• **Task directions**
Word for word, copy all the data and drop the pictures.

Records

________________

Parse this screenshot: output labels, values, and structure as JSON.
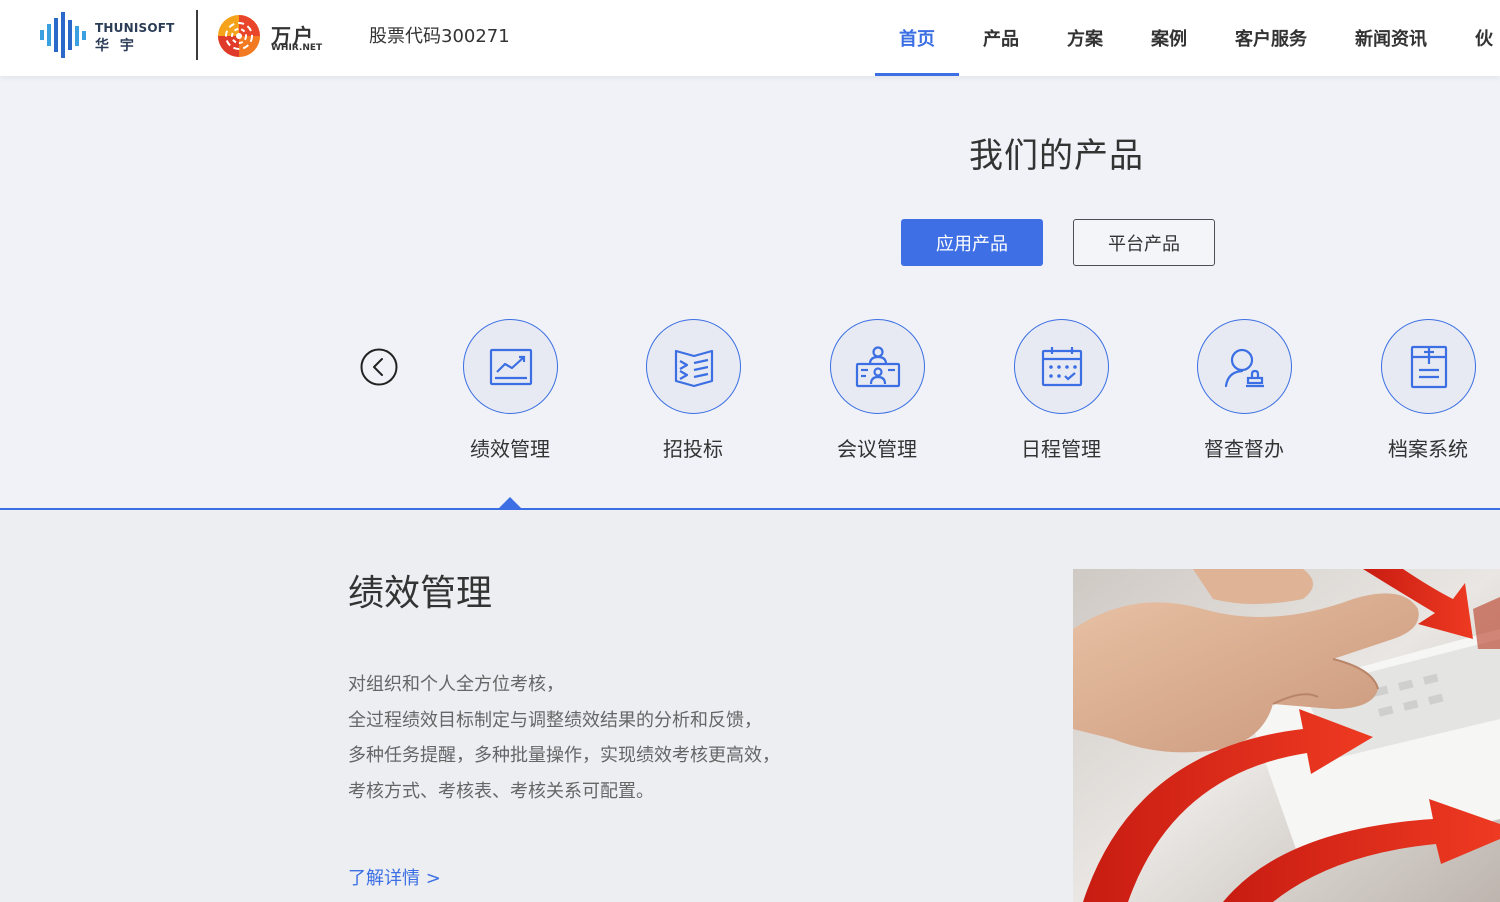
{
  "header": {
    "logo_en": "THUNISOFT",
    "logo_cn": "华 宇",
    "partner_logo_cn": "万户",
    "partner_logo_en": "WHIR.NET",
    "stock_code": "股票代码300271",
    "nav": [
      {
        "label": "首页",
        "active": true
      },
      {
        "label": "产品"
      },
      {
        "label": "方案"
      },
      {
        "label": "案例"
      },
      {
        "label": "客户服务"
      },
      {
        "label": "新闻资讯"
      },
      {
        "label": "伙"
      }
    ]
  },
  "products": {
    "title": "我们的产品",
    "tabs": [
      {
        "label": "应用产品",
        "active": true
      },
      {
        "label": "平台产品"
      }
    ],
    "items": [
      {
        "label": "绩效管理",
        "icon": "chart-icon"
      },
      {
        "label": "招投标",
        "icon": "book-icon"
      },
      {
        "label": "会议管理",
        "icon": "meeting-icon"
      },
      {
        "label": "日程管理",
        "icon": "calendar-icon"
      },
      {
        "label": "督查督办",
        "icon": "user-stamp-icon"
      },
      {
        "label": "档案系统",
        "icon": "archive-icon"
      }
    ]
  },
  "detail": {
    "title": "绩效管理",
    "lines": [
      "对组织和个人全方位考核，",
      "全过程绩效目标制定与调整绩效结果的分析和反馈，",
      "多种任务提醒，多种批量操作，实现绩效考核更高效，",
      "考核方式、考核表、考核关系可配置。"
    ],
    "link": "了解详情 >"
  },
  "colors": {
    "accent": "#3b6fe3",
    "background": "#f0f2f7",
    "text": "#333333"
  }
}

________________

• **Worked solution**
Parse this screenshot: output labels, values, and structure as JSON.
{
  "header": {
    "logo_en": "THUNISOFT",
    "logo_cn": "华 宇",
    "partner_logo_cn": "万户",
    "partner_logo_en": "WHIR.NET",
    "stock_code": "股票代码300271",
    "nav": [
      {
        "label": "首页",
        "active": true
      },
      {
        "label": "产品"
      },
      {
        "label": "方案"
      },
      {
        "label": "案例"
      },
      {
        "label": "客户服务"
      },
      {
        "label": "新闻资讯"
      },
      {
        "label": "伙"
      }
    ]
  },
  "products": {
    "title": "我们的产品",
    "tabs": [
      {
        "label": "应用产品",
        "active": true
      },
      {
        "label": "平台产品"
      }
    ],
    "items": [
      {
        "label": "绩效管理",
        "icon": "chart-icon"
      },
      {
        "label": "招投标",
        "icon": "book-icon"
      },
      {
        "label": "会议管理",
        "icon": "meeting-icon"
      },
      {
        "label": "日程管理",
        "icon": "calendar-icon"
      },
      {
        "label": "督查督办",
        "icon": "user-stamp-icon"
      },
      {
        "label": "档案系统",
        "icon": "archive-icon"
      }
    ]
  },
  "detail": {
    "title": "绩效管理",
    "lines": [
      "对组织和个人全方位考核，",
      "全过程绩效目标制定与调整绩效结果的分析和反馈，",
      "多种任务提醒，多种批量操作，实现绩效考核更高效，",
      "考核方式、考核表、考核关系可配置。"
    ],
    "link": "了解详情 >"
  },
  "colors": {
    "accent": "#3b6fe3",
    "background": "#f0f2f7",
    "text": "#333333"
  }
}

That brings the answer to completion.